> [Goal]:
Word for word, give the material below again, minus any images.

Stored entries
+--

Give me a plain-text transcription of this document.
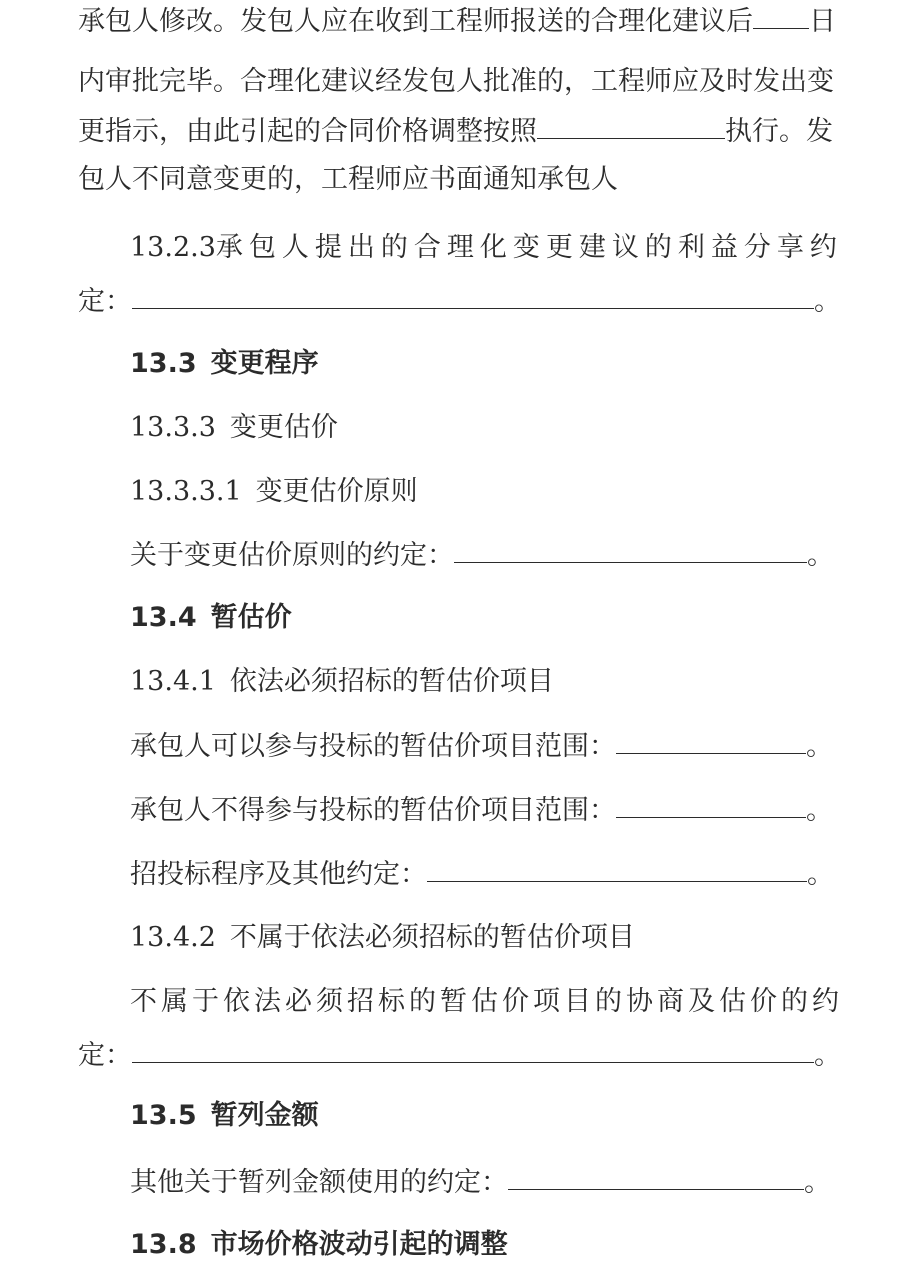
承包人修改。发包人应在收到工程师报送的合理化建议后 日
内审批完毕。合理化建议经发包人批准的，工程师应及时发出变
更指示，由此引起的合同价格调整按照	执行。发
包人不同意变更的，工程师应书面通知承包人
13.2.3 承包人提出的合理化变更建议的利益分享约
定：	。
13.3 变更程序
13.3.3 变更估价
13.3.3.1 变更估价原则
关于变更估价原则的约定：	。
13.4 暂估价
13.4.1 依法必须招标的暂估价项目
承包人可以参与投标的暂估价项目范围：	。
承包人不得参与投标的暂估价项目范围：	。
招投标程序及其他约定：	。
13.4.2 不属于依法必须招标的暂估价项目
不属于依法必须招标的暂估价项目的协商及估价的约
定：	。
13.5 暂列金额
其他关于暂列金额使用的约定：	。
13.8 市场价格波动引起的调整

+--

> [Answer to the problem]:
Give me a plain-text transcription of this document.
承包人修改。发包人应在收到工程师报送的合理化建议后 日
内审批完毕。合理化建议经发包人批准的，工程师应及时发出变
更指示，由此引起的合同价格调整按照	执行。发
包人不同意变更的，工程师应书面通知承包人
13.2.3 承包人提出的合理化变更建议的利益分享约
定：	。
13.3 变更程序
13.3.3 变更估价
13.3.3.1 变更估价原则
关于变更估价原则的约定：	。
13.4 暂估价
13.4.1 依法必须招标的暂估价项目
承包人可以参与投标的暂估价项目范围：	。
承包人不得参与投标的暂估价项目范围：	。
招投标程序及其他约定：	。
13.4.2 不属于依法必须招标的暂估价项目
不属于依法必须招标的暂估价项目的协商及估价的约
定：	。
13.5 暂列金额
其他关于暂列金额使用的约定：	。
13.8 市场价格波动引起的调整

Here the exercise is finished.